**RECORDS FOR THE TASK:**

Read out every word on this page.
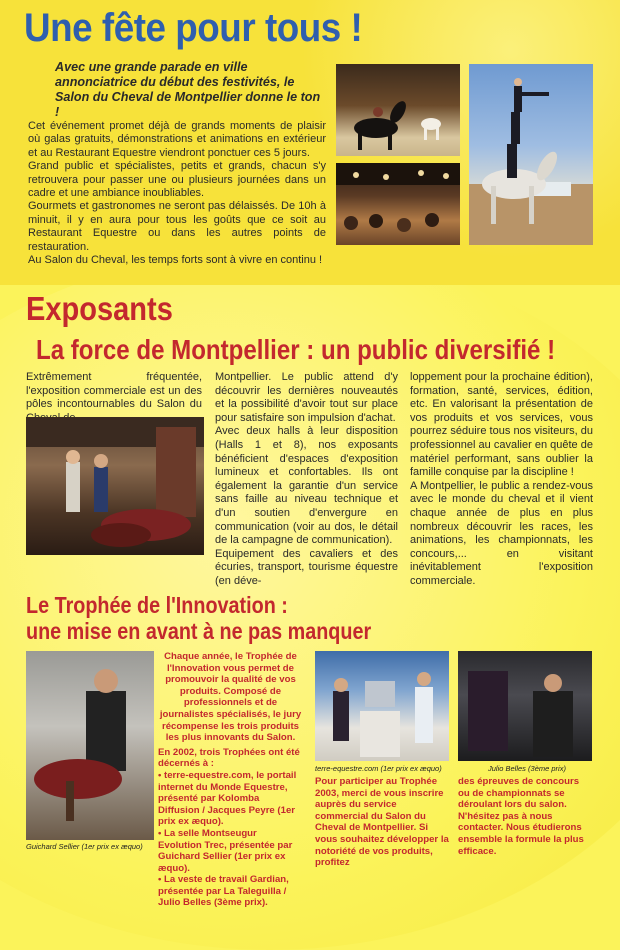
Une fête pour tous !
Avec une grande parade en ville annonciatrice du début des festivités, le Salon du Cheval de Montpellier donne le ton !

Cet événement promet déjà de grands moments de plaisir où galas gratuits, démonstrations et animations en extérieur et au Restaurant Equestre viendront ponctuer ces 5 jours.

Grand public et spécialistes, petits et grands, chacun s'y retrouvera pour passer une ou plusieurs journées dans un cadre et une ambiance inoubliables.

Gourmets et gastronomes ne seront pas délaissés. De 10h à minuit, il y en aura pour tous les goûts que ce soit au Restaurant Equestre ou dans les autres points de restauration.

Au Salon du Cheval, les temps forts sont à vivre en continu !

Exposants
La force de Montpellier : un public diversifié !
Extrêmement fréquentée, l'exposition commerciale est un des pôles incontournables du Salon du
Montpellier. Le public attend d'y découvrir les dernières nouveautés et la possibilité d'avoir tout sur place pour satisfaire son impulsion d'achat.
Avec deux halls à leur disposition (Halls 1 et 8), nos exposants bénéficient d'espaces d'exposition lumineux et confortables. Ils ont également la garantie d'un service sans faille au niveau technique et d'un soutien d'envergure en communication (voir au dos, le détail de la campagne de communication).
Equipement des cavaliers et des écuries, transport, tourisme équestre (en déve-
loppement pour la prochaine édition), formation, santé, services, édition, etc. En valorisant la présentation de vos produits et vos services, vous pourrez séduire tous nos visiteurs, du professionnel au cavalier en quête de matériel performant, sans oublier la famille conquise par la discipline !
A Montpellier, le public a rendez-vous avec le monde du cheval et il vient chaque année de plus en plus nombreux découvrir les races, les animations, les championnats, les concours,... en visitant inévitablement l'exposition commerciale.
Le Trophée de l'Innovation :
une mise en avant à ne pas manquer
Guichard Sellier (1er prix ex æquo)
Chaque année, le Trophée de l'Innovation vous permet de promouvoir la qualité de vos produits. Composé de professionnels et de journalistes spécialisés, le jury récompense les trois produits les plus innovants du Salon.
En 2002, trois Trophées ont été décernés à :
• terre-equestre.com, le portail internet du Monde Equestre, présenté par Kolomba Diffusion / Jacques Peyre (1er prix ex æquo).
• La selle Montseugur Evolution Trec, présentée par Guichard Sellier (1er prix ex æquo).
• La veste de travail Gardian, présentée par La Taleguilla / Julio Belles (3ème prix).
terre-equestre.com (1er prix ex æquo)	Julio Belles (3ème prix)
Pour participer au Trophée 2003, merci de vous inscrire auprès du service commercial du Salon du Cheval de Montpellier. Si vous souhaitez développer la notoriété de vos produits, profitez
des épreuves de concours ou de championnats se déroulant lors du salon. N'hésitez pas à nous contacter. Nous étudierons ensemble la formule la plus efficace.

**BRIEF:** Scan the lines for the string "Restaurant". Pick out every line that has it.

**FINAL ANSWER:**
Cet événement promet déjà de grands moments de plaisir où galas gratuits, démonstrations et animations en extérieur et au Restaurant Equestre viendront ponctuer ces 5 jours.
Gourmets et gastronomes ne seront pas délaissés. De 10h à minuit, il y en aura pour tous les goûts que ce soit au Restaurant Equestre ou dans les autres points de restauration.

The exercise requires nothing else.